* **The request**:
Write out the records word for word, with no pictures.

[BEGIN]

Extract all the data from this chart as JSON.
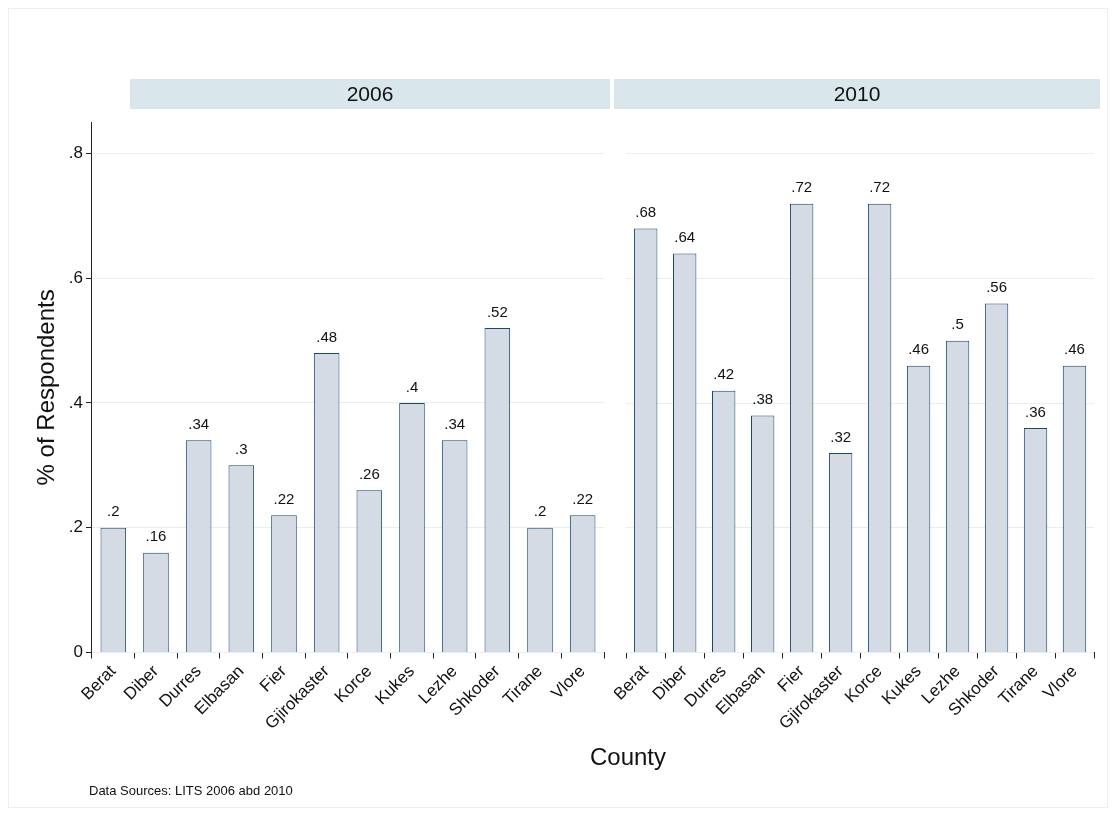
{
  "chart_data": [
    {
      "type": "bar",
      "title": "2006",
      "xlabel": "County",
      "ylabel": "% of Respondents",
      "annotations": [
        "Data Sources: LITS 2006 abd 2010"
      ],
      "categories": [
        "Berat",
        "Diber",
        "Durres",
        "Elbasan",
        "Fier",
        "Gjirokaster",
        "Korce",
        "Kukes",
        "Lezhe",
        "Shkoder",
        "Tirane",
        "Vlore"
      ],
      "values": [
        0.2,
        0.16,
        0.34,
        0.3,
        0.22,
        0.48,
        0.26,
        0.4,
        0.34,
        0.52,
        0.2,
        0.22
      ],
      "value_labels": [
        ".2",
        ".16",
        ".34",
        ".3",
        ".22",
        ".48",
        ".26",
        ".4",
        ".34",
        ".52",
        ".2",
        ".22"
      ],
      "color": "#d4dbe4",
      "ylim": [
        0,
        0.85
      ],
      "yticks": [
        0,
        {
          "value": 0.2,
          "label": ".2"
        },
        {
          "value": 0.4,
          "label": ".4"
        },
        {
          "value": 0.6,
          "label": ".6"
        },
        {
          "value": 0.8,
          "label": ".8"
        }
      ],
      "grid": "y",
      "legend": false
    },
    {
      "type": "bar",
      "title": "2010",
      "categories": [
        "Berat",
        "Diber",
        "Durres",
        "Elbasan",
        "Fier",
        "Gjirokaster",
        "Korce",
        "Kukes",
        "Lezhe",
        "Shkoder",
        "Tirane",
        "Vlore"
      ],
      "values": [
        0.68,
        0.64,
        0.42,
        0.38,
        0.72,
        0.32,
        0.72,
        0.46,
        0.5,
        0.56,
        0.36,
        0.46
      ],
      "value_labels": [
        ".68",
        ".64",
        ".42",
        ".38",
        ".72",
        ".32",
        ".72",
        ".46",
        ".5",
        ".56",
        ".36",
        ".46"
      ],
      "color": "#d4dbe4",
      "yticks": [
        {
          "value": 0,
          "label": null
        },
        {
          "value": 0.2,
          "label": null
        },
        {
          "value": 0.4,
          "label": null
        },
        {
          "value": 0.6,
          "label": null
        },
        {
          "value": 0.8,
          "label": null
        }
      ],
      "grid": "y",
      "legend": false,
      "tick_labels": "x"
    }
  ]
}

[END]

* **Task solution**:
Extract all the data from this chart as JSON.
{
  "chart_data": [
    {
      "type": "bar",
      "title": "2006",
      "xlabel": "County",
      "ylabel": "% of Respondents",
      "annotations": [
        "Data Sources: LITS 2006 abd 2010"
      ],
      "categories": [
        "Berat",
        "Diber",
        "Durres",
        "Elbasan",
        "Fier",
        "Gjirokaster",
        "Korce",
        "Kukes",
        "Lezhe",
        "Shkoder",
        "Tirane",
        "Vlore"
      ],
      "values": [
        0.2,
        0.16,
        0.34,
        0.3,
        0.22,
        0.48,
        0.26,
        0.4,
        0.34,
        0.52,
        0.2,
        0.22
      ],
      "value_labels": [
        ".2",
        ".16",
        ".34",
        ".3",
        ".22",
        ".48",
        ".26",
        ".4",
        ".34",
        ".52",
        ".2",
        ".22"
      ],
      "color": "#d4dbe4",
      "ylim": [
        0,
        0.85
      ],
      "yticks": [
        0,
        {
          "value": 0.2,
          "label": ".2"
        },
        {
          "value": 0.4,
          "label": ".4"
        },
        {
          "value": 0.6,
          "label": ".6"
        },
        {
          "value": 0.8,
          "label": ".8"
        }
      ],
      "grid": "y",
      "legend": false
    },
    {
      "type": "bar",
      "title": "2010",
      "categories": [
        "Berat",
        "Diber",
        "Durres",
        "Elbasan",
        "Fier",
        "Gjirokaster",
        "Korce",
        "Kukes",
        "Lezhe",
        "Shkoder",
        "Tirane",
        "Vlore"
      ],
      "values": [
        0.68,
        0.64,
        0.42,
        0.38,
        0.72,
        0.32,
        0.72,
        0.46,
        0.5,
        0.56,
        0.36,
        0.46
      ],
      "value_labels": [
        ".68",
        ".64",
        ".42",
        ".38",
        ".72",
        ".32",
        ".72",
        ".46",
        ".5",
        ".56",
        ".36",
        ".46"
      ],
      "color": "#d4dbe4",
      "yticks": [
        {
          "value": 0,
          "label": null
        },
        {
          "value": 0.2,
          "label": null
        },
        {
          "value": 0.4,
          "label": null
        },
        {
          "value": 0.6,
          "label": null
        },
        {
          "value": 0.8,
          "label": null
        }
      ],
      "grid": "y",
      "legend": false,
      "tick_labels": "x"
    }
  ]
}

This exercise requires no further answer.